- **What is asked**
Send each entry back exactly as given, pictures excluded.

Stored records
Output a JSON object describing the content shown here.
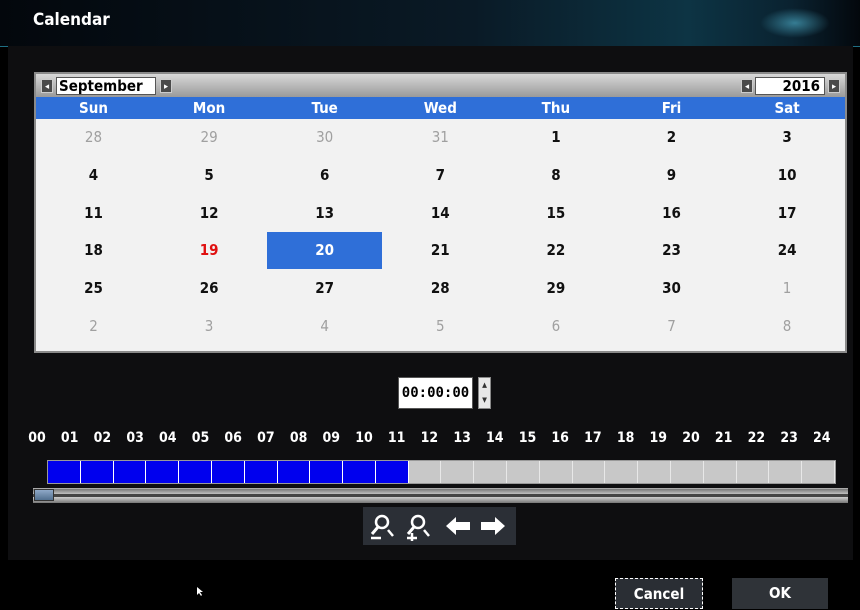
{
  "window": {
    "title": "Calendar"
  },
  "calendar": {
    "month": "September",
    "year": "2016",
    "days_of_week": [
      "Sun",
      "Mon",
      "Tue",
      "Wed",
      "Thu",
      "Fri",
      "Sat"
    ],
    "weeks": [
      [
        "28",
        "29",
        "30",
        "31",
        "1",
        "2",
        "3"
      ],
      [
        "4",
        "5",
        "6",
        "7",
        "8",
        "9",
        "10"
      ],
      [
        "11",
        "12",
        "13",
        "14",
        "15",
        "16",
        "17"
      ],
      [
        "18",
        "19",
        "20",
        "21",
        "22",
        "23",
        "24"
      ],
      [
        "25",
        "26",
        "27",
        "28",
        "29",
        "30",
        "1"
      ],
      [
        "2",
        "3",
        "4",
        "5",
        "6",
        "7",
        "8"
      ]
    ],
    "today": "19",
    "selected": "20",
    "colors": {
      "header_blue": "#2f6fd8",
      "today_red": "#e01010",
      "other_month_gray": "#a0a0a0"
    }
  },
  "time": {
    "value": "00:00:00"
  },
  "timeline": {
    "hours": [
      "00",
      "01",
      "02",
      "03",
      "04",
      "05",
      "06",
      "07",
      "08",
      "09",
      "10",
      "11",
      "12",
      "13",
      "14",
      "15",
      "16",
      "17",
      "18",
      "19",
      "20",
      "21",
      "22",
      "23",
      "24"
    ],
    "recorded_until_hour": 11,
    "colors": {
      "recorded": "#0000ee",
      "empty": "#c8c8c8"
    },
    "scroll_position": 0.0
  },
  "toolbar": {
    "icons": [
      "zoom-out-icon",
      "zoom-in-icon",
      "arrow-left-icon",
      "arrow-right-icon"
    ]
  },
  "buttons": {
    "cancel": "Cancel",
    "ok": "OK"
  }
}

- **Finished exercise**
Output a JSON object describing the content shown here.
{
  "window": {
    "title": "Calendar"
  },
  "calendar": {
    "month": "September",
    "year": "2016",
    "days_of_week": [
      "Sun",
      "Mon",
      "Tue",
      "Wed",
      "Thu",
      "Fri",
      "Sat"
    ],
    "weeks": [
      [
        "28",
        "29",
        "30",
        "31",
        "1",
        "2",
        "3"
      ],
      [
        "4",
        "5",
        "6",
        "7",
        "8",
        "9",
        "10"
      ],
      [
        "11",
        "12",
        "13",
        "14",
        "15",
        "16",
        "17"
      ],
      [
        "18",
        "19",
        "20",
        "21",
        "22",
        "23",
        "24"
      ],
      [
        "25",
        "26",
        "27",
        "28",
        "29",
        "30",
        "1"
      ],
      [
        "2",
        "3",
        "4",
        "5",
        "6",
        "7",
        "8"
      ]
    ],
    "today": "19",
    "selected": "20",
    "colors": {
      "header_blue": "#2f6fd8",
      "today_red": "#e01010",
      "other_month_gray": "#a0a0a0"
    }
  },
  "time": {
    "value": "00:00:00"
  },
  "timeline": {
    "hours": [
      "00",
      "01",
      "02",
      "03",
      "04",
      "05",
      "06",
      "07",
      "08",
      "09",
      "10",
      "11",
      "12",
      "13",
      "14",
      "15",
      "16",
      "17",
      "18",
      "19",
      "20",
      "21",
      "22",
      "23",
      "24"
    ],
    "recorded_until_hour": 11,
    "colors": {
      "recorded": "#0000ee",
      "empty": "#c8c8c8"
    },
    "scroll_position": 0.0
  },
  "toolbar": {
    "icons": [
      "zoom-out-icon",
      "zoom-in-icon",
      "arrow-left-icon",
      "arrow-right-icon"
    ]
  },
  "buttons": {
    "cancel": "Cancel",
    "ok": "OK"
  }
}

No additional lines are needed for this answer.